Stored data:
┌────────

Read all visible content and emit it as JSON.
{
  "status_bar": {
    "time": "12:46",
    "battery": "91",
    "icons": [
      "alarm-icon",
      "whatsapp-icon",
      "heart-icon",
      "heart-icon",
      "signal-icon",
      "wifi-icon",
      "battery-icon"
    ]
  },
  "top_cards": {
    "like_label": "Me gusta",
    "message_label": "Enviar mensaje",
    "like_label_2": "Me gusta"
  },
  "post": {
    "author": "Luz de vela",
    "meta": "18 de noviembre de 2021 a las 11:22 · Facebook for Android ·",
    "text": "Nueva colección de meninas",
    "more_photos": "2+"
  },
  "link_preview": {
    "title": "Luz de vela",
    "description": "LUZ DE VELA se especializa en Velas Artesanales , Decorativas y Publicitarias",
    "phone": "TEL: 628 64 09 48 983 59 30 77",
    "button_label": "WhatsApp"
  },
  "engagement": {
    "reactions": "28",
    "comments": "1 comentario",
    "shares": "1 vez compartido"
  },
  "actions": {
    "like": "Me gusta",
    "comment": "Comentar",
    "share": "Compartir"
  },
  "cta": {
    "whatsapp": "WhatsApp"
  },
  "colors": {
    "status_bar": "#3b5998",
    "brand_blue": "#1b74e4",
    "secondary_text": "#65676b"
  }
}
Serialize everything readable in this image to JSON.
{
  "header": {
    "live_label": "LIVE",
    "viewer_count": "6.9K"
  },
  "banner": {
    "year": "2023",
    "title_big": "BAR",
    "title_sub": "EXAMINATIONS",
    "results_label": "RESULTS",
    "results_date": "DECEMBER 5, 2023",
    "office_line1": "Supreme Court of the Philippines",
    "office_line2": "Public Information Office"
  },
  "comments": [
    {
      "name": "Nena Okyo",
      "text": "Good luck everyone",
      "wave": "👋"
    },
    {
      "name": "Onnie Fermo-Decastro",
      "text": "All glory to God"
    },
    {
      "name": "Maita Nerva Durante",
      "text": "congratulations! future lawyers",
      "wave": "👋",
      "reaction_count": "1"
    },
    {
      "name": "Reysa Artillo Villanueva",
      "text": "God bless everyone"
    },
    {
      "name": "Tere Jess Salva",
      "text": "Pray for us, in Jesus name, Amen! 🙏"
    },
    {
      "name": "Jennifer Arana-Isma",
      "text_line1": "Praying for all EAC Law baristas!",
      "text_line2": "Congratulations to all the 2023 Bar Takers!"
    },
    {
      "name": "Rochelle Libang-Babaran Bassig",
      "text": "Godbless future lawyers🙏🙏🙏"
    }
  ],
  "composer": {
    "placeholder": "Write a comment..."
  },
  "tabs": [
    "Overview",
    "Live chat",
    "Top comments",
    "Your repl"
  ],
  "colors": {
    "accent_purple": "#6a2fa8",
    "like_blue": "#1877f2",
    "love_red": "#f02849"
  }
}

└────────

BRIEF: Retype the whole listing above exactly.

CORRECT ANSWER:
Read all visible content and emit it as JSON.
{
  "status_bar": {
    "time": "12:46",
    "battery": "91",
    "icons": [
      "alarm-icon",
      "whatsapp-icon",
      "heart-icon",
      "heart-icon",
      "signal-icon",
      "wifi-icon",
      "battery-icon"
    ]
  },
  "top_cards": {
    "like_label": "Me gusta",
    "message_label": "Enviar mensaje",
    "like_label_2": "Me gusta"
  },
  "post": {
    "author": "Luz de vela",
    "meta": "18 de noviembre de 2021 a las 11:22 · Facebook for Android ·",
    "text": "Nueva colección de meninas",
    "more_photos": "2+"
  },
  "link_preview": {
    "title": "Luz de vela",
    "description": "LUZ DE VELA se especializa en Velas Artesanales , Decorativas y Publicitarias",
    "phone": "TEL: 628 64 09 48 983 59 30 77",
    "button_label": "WhatsApp"
  },
  "engagement": {
    "reactions": "28",
    "comments": "1 comentario",
    "shares": "1 vez compartido"
  },
  "actions": {
    "like": "Me gusta",
    "comment": "Comentar",
    "share": "Compartir"
  },
  "cta": {
    "whatsapp": "WhatsApp"
  },
  "colors": {
    "status_bar": "#3b5998",
    "brand_blue": "#1b74e4",
    "secondary_text": "#65676b"
  }
}
Serialize everything readable in this image to JSON.
{
  "header": {
    "live_label": "LIVE",
    "viewer_count": "6.9K"
  },
  "banner": {
    "year": "2023",
    "title_big": "BAR",
    "title_sub": "EXAMINATIONS",
    "results_label": "RESULTS",
    "results_date": "DECEMBER 5, 2023",
    "office_line1": "Supreme Court of the Philippines",
    "office_line2": "Public Information Office"
  },
  "comments": [
    {
      "name": "Nena Okyo",
      "text": "Good luck everyone",
      "wave": "👋"
    },
    {
      "name": "Onnie Fermo-Decastro",
      "text": "All glory to God"
    },
    {
      "name": "Maita Nerva Durante",
      "text": "congratulations! future lawyers",
      "wave": "👋",
      "reaction_count": "1"
    },
    {
      "name": "Reysa Artillo Villanueva",
      "text": "God bless everyone"
    },
    {
      "name": "Tere Jess Salva",
      "text": "Pray for us, in Jesus name, Amen! 🙏"
    },
    {
      "name": "Jennifer Arana-Isma",
      "text_line1": "Praying for all EAC Law baristas!",
      "text_line2": "Congratulations to all the 2023 Bar Takers!"
    },
    {
      "name": "Rochelle Libang-Babaran Bassig",
      "text": "Godbless future lawyers🙏🙏🙏"
    }
  ],
  "composer": {
    "placeholder": "Write a comment..."
  },
  "tabs": [
    "Overview",
    "Live chat",
    "Top comments",
    "Your repl"
  ],
  "colors": {
    "accent_purple": "#6a2fa8",
    "like_blue": "#1877f2",
    "love_red": "#f02849"
  }
}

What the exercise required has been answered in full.